• _Records excerpted from a collection_
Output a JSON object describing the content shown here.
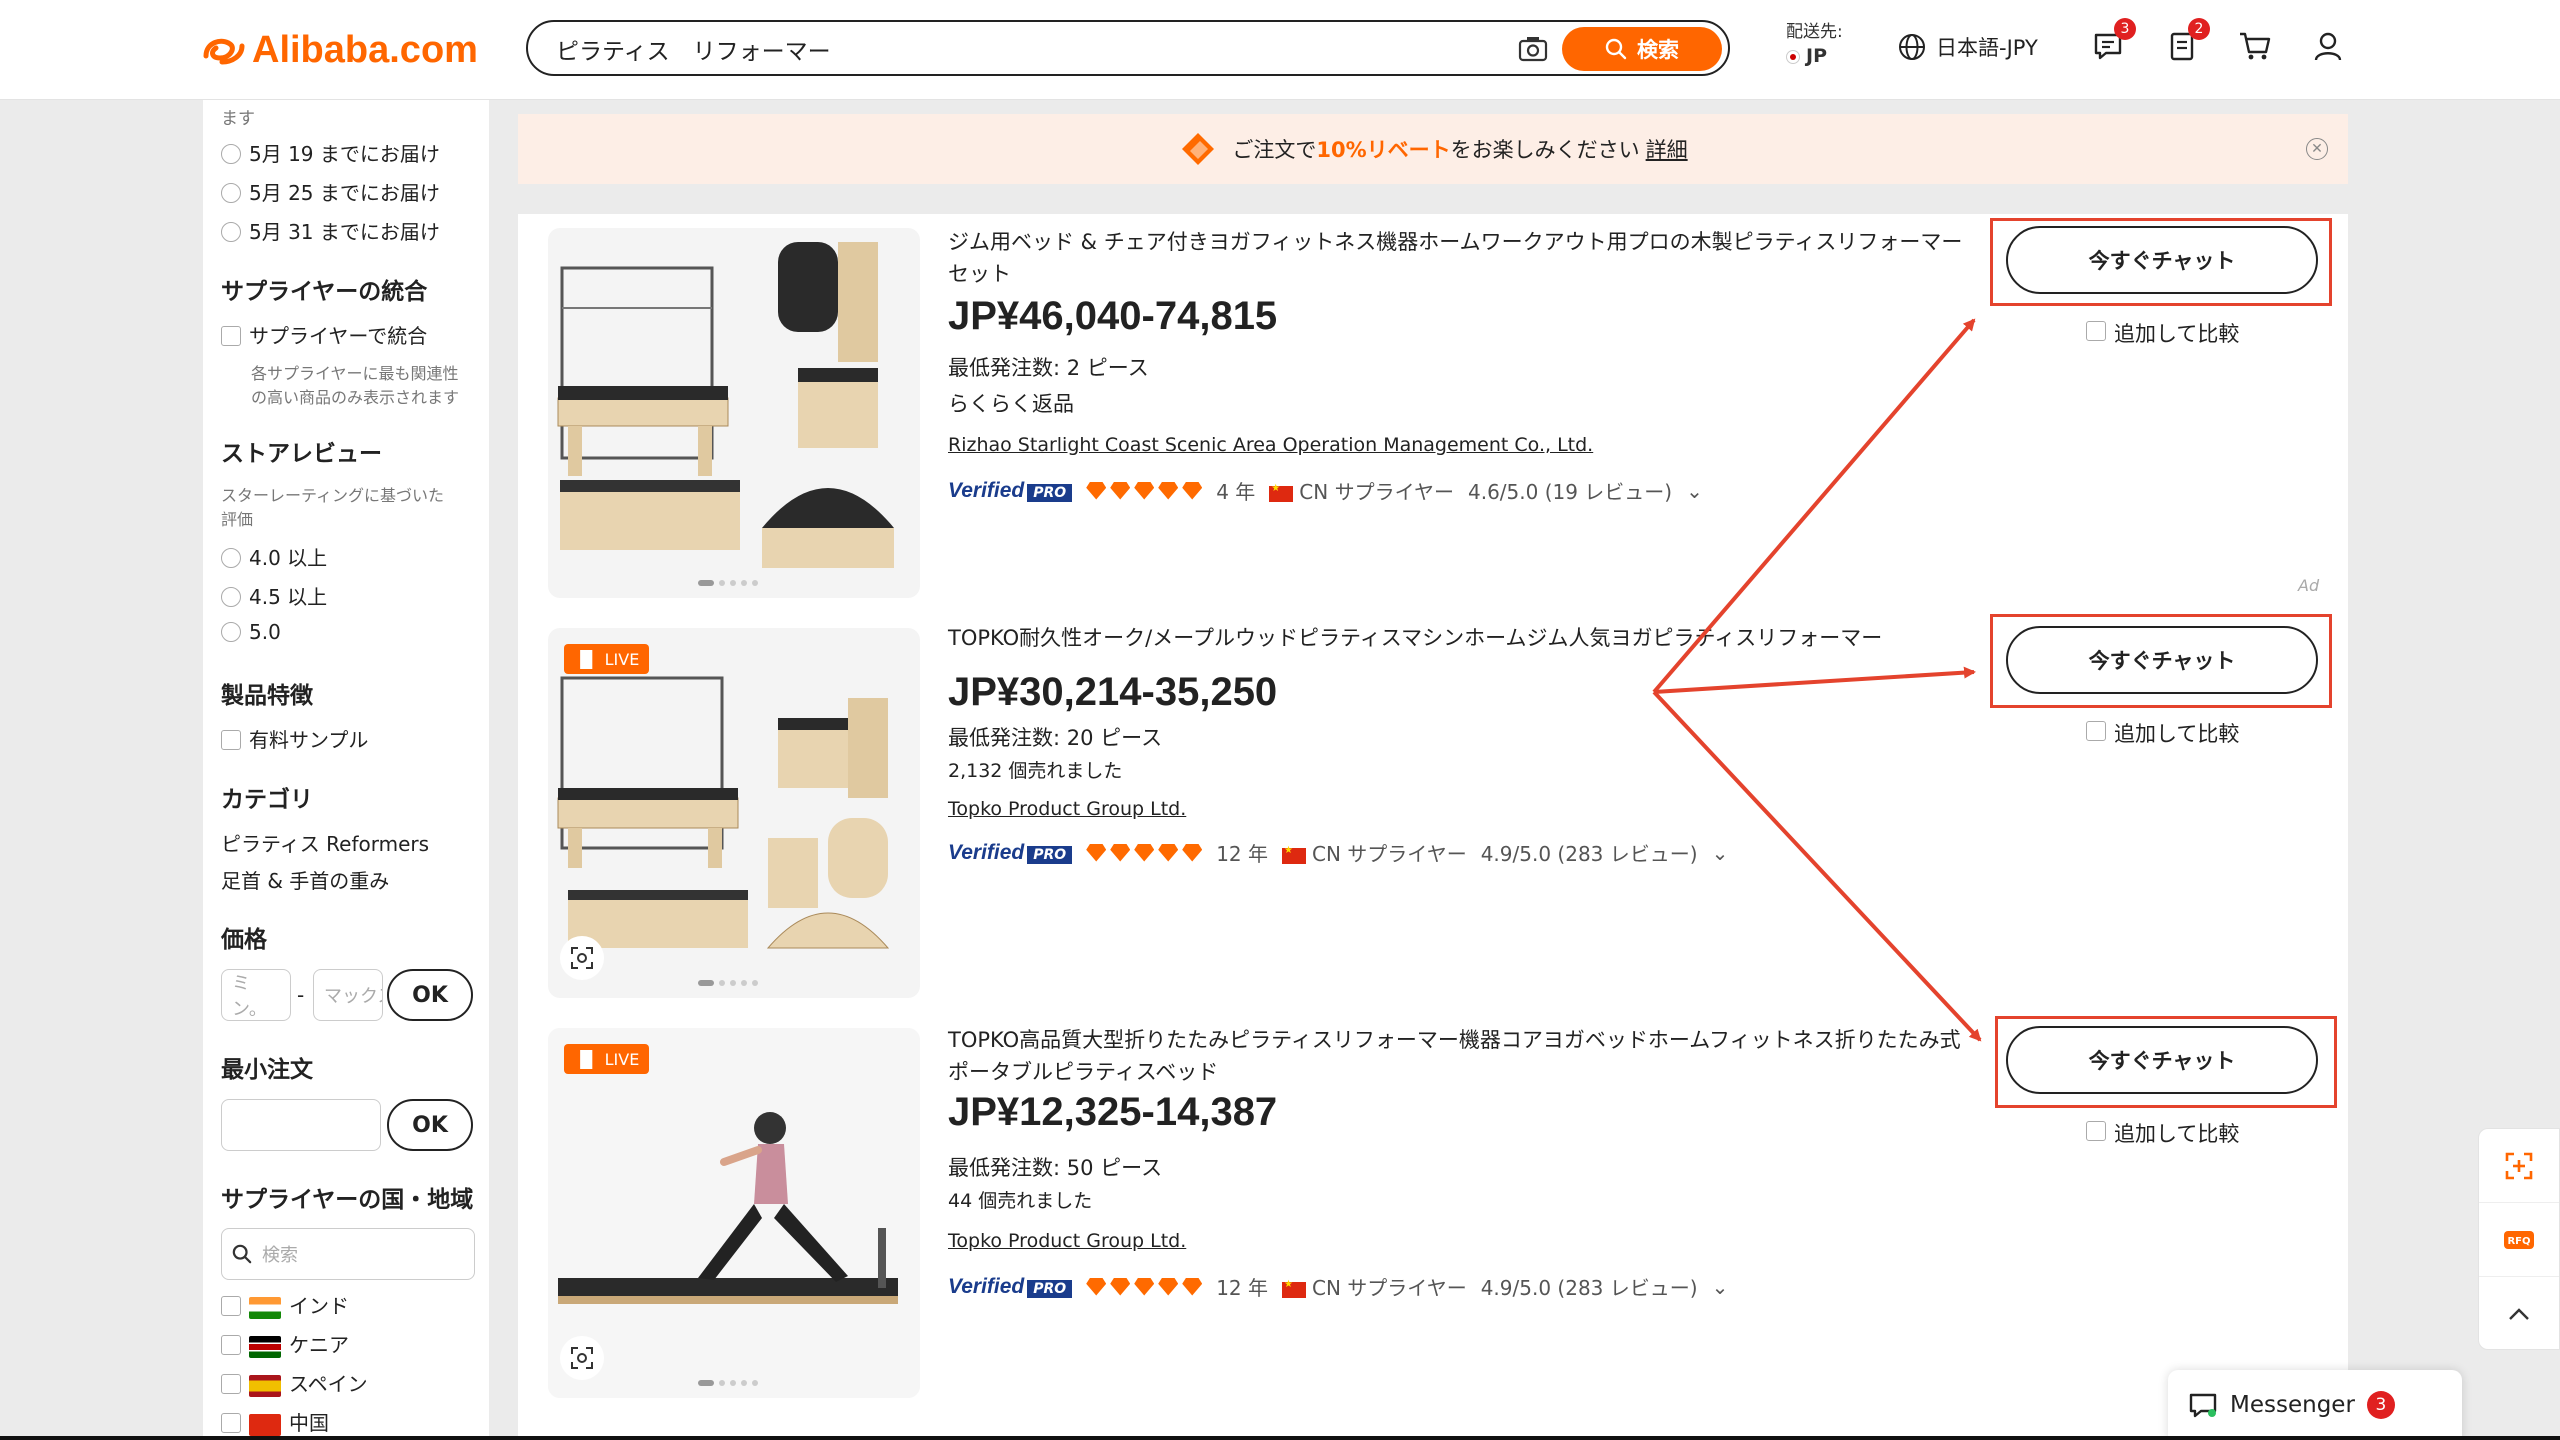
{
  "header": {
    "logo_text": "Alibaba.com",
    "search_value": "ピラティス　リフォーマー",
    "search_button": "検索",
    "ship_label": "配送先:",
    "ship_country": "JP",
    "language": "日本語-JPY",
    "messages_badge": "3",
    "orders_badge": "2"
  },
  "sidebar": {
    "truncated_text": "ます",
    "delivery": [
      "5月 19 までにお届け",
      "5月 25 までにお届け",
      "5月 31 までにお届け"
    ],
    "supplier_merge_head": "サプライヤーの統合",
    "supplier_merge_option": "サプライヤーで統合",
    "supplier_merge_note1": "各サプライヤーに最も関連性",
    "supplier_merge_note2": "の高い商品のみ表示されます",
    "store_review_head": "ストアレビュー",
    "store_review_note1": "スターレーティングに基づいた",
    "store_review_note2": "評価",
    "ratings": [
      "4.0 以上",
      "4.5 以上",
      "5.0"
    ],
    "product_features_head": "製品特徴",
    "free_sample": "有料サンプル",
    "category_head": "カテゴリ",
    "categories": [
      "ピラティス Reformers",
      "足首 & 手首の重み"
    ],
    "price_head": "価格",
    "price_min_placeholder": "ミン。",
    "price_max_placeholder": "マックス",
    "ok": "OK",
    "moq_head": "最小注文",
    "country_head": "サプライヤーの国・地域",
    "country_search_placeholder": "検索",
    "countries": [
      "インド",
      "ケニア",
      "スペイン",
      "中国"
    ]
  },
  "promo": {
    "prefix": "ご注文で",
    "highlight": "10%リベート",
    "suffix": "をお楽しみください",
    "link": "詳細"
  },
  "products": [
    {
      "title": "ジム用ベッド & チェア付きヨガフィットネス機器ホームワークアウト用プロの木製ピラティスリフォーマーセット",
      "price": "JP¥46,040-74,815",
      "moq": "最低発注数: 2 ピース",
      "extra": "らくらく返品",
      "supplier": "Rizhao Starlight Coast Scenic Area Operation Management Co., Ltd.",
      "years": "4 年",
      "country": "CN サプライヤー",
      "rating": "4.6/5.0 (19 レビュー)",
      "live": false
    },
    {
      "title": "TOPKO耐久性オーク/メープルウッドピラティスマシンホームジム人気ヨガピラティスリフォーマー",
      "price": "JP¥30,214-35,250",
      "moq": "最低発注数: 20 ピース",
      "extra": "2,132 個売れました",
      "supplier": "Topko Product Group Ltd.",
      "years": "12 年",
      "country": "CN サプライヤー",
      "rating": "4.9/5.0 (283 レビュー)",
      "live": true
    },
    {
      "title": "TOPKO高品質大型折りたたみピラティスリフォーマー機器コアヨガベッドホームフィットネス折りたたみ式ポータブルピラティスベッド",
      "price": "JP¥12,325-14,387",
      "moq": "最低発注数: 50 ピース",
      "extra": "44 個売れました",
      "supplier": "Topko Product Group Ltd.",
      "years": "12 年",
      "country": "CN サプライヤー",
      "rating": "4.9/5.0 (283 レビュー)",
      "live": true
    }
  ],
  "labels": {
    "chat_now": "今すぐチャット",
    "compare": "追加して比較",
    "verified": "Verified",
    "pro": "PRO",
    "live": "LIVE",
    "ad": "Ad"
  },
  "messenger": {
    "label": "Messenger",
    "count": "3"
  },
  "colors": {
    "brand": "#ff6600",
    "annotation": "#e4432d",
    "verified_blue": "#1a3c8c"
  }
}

• _Your objective_
The listing above needs to be output again exactly. Don't include the pictures.

• _Full output_
Output a JSON object describing the content shown here.
{
  "header": {
    "logo_text": "Alibaba.com",
    "search_value": "ピラティス　リフォーマー",
    "search_button": "検索",
    "ship_label": "配送先:",
    "ship_country": "JP",
    "language": "日本語-JPY",
    "messages_badge": "3",
    "orders_badge": "2"
  },
  "sidebar": {
    "truncated_text": "ます",
    "delivery": [
      "5月 19 までにお届け",
      "5月 25 までにお届け",
      "5月 31 までにお届け"
    ],
    "supplier_merge_head": "サプライヤーの統合",
    "supplier_merge_option": "サプライヤーで統合",
    "supplier_merge_note1": "各サプライヤーに最も関連性",
    "supplier_merge_note2": "の高い商品のみ表示されます",
    "store_review_head": "ストアレビュー",
    "store_review_note1": "スターレーティングに基づいた",
    "store_review_note2": "評価",
    "ratings": [
      "4.0 以上",
      "4.5 以上",
      "5.0"
    ],
    "product_features_head": "製品特徴",
    "free_sample": "有料サンプル",
    "category_head": "カテゴリ",
    "categories": [
      "ピラティス Reformers",
      "足首 & 手首の重み"
    ],
    "price_head": "価格",
    "price_min_placeholder": "ミン。",
    "price_max_placeholder": "マックス",
    "ok": "OK",
    "moq_head": "最小注文",
    "country_head": "サプライヤーの国・地域",
    "country_search_placeholder": "検索",
    "countries": [
      "インド",
      "ケニア",
      "スペイン",
      "中国"
    ]
  },
  "promo": {
    "prefix": "ご注文で",
    "highlight": "10%リベート",
    "suffix": "をお楽しみください",
    "link": "詳細"
  },
  "products": [
    {
      "title": "ジム用ベッド & チェア付きヨガフィットネス機器ホームワークアウト用プロの木製ピラティスリフォーマーセット",
      "price": "JP¥46,040-74,815",
      "moq": "最低発注数: 2 ピース",
      "extra": "らくらく返品",
      "supplier": "Rizhao Starlight Coast Scenic Area Operation Management Co., Ltd.",
      "years": "4 年",
      "country": "CN サプライヤー",
      "rating": "4.6/5.0 (19 レビュー)",
      "live": false
    },
    {
      "title": "TOPKO耐久性オーク/メープルウッドピラティスマシンホームジム人気ヨガピラティスリフォーマー",
      "price": "JP¥30,214-35,250",
      "moq": "最低発注数: 20 ピース",
      "extra": "2,132 個売れました",
      "supplier": "Topko Product Group Ltd.",
      "years": "12 年",
      "country": "CN サプライヤー",
      "rating": "4.9/5.0 (283 レビュー)",
      "live": true
    },
    {
      "title": "TOPKO高品質大型折りたたみピラティスリフォーマー機器コアヨガベッドホームフィットネス折りたたみ式ポータブルピラティスベッド",
      "price": "JP¥12,325-14,387",
      "moq": "最低発注数: 50 ピース",
      "extra": "44 個売れました",
      "supplier": "Topko Product Group Ltd.",
      "years": "12 年",
      "country": "CN サプライヤー",
      "rating": "4.9/5.0 (283 レビュー)",
      "live": true
    }
  ],
  "labels": {
    "chat_now": "今すぐチャット",
    "compare": "追加して比較",
    "verified": "Verified",
    "pro": "PRO",
    "live": "LIVE",
    "ad": "Ad"
  },
  "messenger": {
    "label": "Messenger",
    "count": "3"
  },
  "colors": {
    "brand": "#ff6600",
    "annotation": "#e4432d",
    "verified_blue": "#1a3c8c"
  }
}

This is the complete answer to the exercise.